(GOAL OF THE EXERCISE): Using the material below, copy every line where "checked" appears.

(ENTRIES SHOWN):
◆ ◆ ◆
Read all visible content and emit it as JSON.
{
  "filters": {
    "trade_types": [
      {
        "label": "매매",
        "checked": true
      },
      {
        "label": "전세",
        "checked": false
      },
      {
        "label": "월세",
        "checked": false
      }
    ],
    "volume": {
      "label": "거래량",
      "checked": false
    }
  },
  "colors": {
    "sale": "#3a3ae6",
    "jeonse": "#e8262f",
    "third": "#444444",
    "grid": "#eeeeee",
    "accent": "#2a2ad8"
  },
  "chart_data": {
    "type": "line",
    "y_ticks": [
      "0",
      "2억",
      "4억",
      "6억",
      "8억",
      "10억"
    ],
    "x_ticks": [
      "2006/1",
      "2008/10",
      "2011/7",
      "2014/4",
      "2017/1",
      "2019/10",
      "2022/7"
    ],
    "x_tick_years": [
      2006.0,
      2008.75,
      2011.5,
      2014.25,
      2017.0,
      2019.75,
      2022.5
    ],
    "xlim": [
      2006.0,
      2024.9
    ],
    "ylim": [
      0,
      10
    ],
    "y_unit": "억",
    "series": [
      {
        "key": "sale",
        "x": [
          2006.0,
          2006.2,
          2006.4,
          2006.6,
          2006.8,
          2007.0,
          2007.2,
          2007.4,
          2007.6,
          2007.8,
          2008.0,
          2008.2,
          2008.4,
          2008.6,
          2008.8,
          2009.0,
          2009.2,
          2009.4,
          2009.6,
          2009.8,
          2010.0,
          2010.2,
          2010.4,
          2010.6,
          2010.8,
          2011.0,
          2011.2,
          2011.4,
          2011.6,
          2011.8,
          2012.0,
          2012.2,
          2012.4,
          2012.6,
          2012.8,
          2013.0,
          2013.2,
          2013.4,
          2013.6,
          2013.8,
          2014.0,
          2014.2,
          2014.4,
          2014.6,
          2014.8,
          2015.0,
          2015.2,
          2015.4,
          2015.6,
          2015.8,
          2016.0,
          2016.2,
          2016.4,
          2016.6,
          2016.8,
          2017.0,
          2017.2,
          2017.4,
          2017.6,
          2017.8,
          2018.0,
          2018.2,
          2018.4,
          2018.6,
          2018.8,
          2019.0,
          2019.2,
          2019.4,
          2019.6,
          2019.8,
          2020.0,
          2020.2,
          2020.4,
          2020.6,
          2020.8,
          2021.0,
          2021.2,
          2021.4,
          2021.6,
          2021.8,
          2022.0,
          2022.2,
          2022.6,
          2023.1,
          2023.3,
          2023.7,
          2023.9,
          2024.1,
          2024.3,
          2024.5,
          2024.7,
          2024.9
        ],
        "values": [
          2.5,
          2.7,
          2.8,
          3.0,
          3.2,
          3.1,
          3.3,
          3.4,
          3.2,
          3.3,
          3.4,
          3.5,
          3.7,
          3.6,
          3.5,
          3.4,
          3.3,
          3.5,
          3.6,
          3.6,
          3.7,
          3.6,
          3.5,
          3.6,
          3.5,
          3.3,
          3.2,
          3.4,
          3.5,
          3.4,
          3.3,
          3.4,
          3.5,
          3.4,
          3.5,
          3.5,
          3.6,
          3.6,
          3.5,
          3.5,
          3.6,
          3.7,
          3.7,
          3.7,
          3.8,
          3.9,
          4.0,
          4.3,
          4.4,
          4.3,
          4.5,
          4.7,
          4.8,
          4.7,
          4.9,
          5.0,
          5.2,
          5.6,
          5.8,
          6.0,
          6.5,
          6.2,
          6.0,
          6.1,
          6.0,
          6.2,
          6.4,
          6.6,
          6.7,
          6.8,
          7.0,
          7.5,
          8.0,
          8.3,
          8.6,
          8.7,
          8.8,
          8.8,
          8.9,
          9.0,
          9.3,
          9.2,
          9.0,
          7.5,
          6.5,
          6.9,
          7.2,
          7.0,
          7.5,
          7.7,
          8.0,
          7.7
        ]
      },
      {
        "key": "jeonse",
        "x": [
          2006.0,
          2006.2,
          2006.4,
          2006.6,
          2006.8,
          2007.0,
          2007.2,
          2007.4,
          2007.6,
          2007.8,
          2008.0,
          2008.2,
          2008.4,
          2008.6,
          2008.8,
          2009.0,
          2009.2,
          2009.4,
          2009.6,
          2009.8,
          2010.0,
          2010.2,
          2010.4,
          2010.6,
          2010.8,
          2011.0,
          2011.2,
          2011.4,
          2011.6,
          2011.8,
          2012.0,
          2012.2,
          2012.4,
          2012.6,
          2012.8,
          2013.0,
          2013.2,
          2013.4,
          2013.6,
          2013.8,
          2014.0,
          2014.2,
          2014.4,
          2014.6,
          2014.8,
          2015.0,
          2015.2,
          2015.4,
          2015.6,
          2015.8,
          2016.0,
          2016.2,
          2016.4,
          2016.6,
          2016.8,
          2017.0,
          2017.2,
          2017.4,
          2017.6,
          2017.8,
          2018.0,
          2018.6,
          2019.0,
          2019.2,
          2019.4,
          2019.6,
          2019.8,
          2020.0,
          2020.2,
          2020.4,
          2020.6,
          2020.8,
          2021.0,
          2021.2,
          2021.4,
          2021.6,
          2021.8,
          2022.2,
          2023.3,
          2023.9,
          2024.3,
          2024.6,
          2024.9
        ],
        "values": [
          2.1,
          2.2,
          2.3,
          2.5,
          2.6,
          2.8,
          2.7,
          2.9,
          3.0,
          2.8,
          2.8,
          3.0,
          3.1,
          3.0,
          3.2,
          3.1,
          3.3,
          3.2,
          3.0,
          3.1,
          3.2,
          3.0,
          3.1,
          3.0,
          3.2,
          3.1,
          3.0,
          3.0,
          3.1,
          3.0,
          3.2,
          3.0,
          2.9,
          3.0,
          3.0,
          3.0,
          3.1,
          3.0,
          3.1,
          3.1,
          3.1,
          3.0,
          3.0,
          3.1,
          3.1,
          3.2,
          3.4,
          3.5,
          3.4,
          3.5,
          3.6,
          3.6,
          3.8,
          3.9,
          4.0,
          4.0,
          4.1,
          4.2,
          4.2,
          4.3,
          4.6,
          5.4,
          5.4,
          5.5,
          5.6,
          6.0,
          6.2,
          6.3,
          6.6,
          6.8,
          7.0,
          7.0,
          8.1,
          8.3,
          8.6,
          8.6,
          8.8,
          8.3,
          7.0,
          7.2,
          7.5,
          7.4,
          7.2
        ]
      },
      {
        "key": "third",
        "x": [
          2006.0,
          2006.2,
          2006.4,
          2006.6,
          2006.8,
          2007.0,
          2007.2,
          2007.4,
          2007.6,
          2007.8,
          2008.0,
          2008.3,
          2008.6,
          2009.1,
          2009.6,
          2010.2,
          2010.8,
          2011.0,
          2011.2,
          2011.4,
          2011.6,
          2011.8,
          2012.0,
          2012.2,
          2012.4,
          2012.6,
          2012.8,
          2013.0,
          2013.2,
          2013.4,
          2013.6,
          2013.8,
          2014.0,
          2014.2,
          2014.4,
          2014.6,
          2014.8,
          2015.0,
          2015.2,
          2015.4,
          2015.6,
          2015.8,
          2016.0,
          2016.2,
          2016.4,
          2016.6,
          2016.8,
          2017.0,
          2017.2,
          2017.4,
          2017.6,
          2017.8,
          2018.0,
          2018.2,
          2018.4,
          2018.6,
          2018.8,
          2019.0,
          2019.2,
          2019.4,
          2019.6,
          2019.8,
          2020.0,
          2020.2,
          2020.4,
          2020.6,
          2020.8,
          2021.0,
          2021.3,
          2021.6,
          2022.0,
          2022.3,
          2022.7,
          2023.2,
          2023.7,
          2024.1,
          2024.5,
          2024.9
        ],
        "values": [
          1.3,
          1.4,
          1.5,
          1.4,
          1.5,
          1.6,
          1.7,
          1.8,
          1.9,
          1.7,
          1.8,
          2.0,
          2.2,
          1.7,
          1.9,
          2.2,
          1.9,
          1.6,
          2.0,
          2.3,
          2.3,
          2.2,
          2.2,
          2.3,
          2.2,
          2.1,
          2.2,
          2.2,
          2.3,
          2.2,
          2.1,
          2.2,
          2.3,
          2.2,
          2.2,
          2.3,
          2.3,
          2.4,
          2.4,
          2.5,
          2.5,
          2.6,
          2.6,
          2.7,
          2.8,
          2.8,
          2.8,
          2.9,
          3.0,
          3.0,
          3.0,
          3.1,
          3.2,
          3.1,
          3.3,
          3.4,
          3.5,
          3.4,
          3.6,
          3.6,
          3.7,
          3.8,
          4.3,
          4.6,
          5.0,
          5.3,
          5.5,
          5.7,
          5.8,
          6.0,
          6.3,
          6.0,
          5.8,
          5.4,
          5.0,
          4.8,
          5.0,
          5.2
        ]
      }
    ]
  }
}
◆ ◆ ◆
(WRITTEN REPLY):
        "checked": true
        "checked": false
        "checked": false
      "checked": false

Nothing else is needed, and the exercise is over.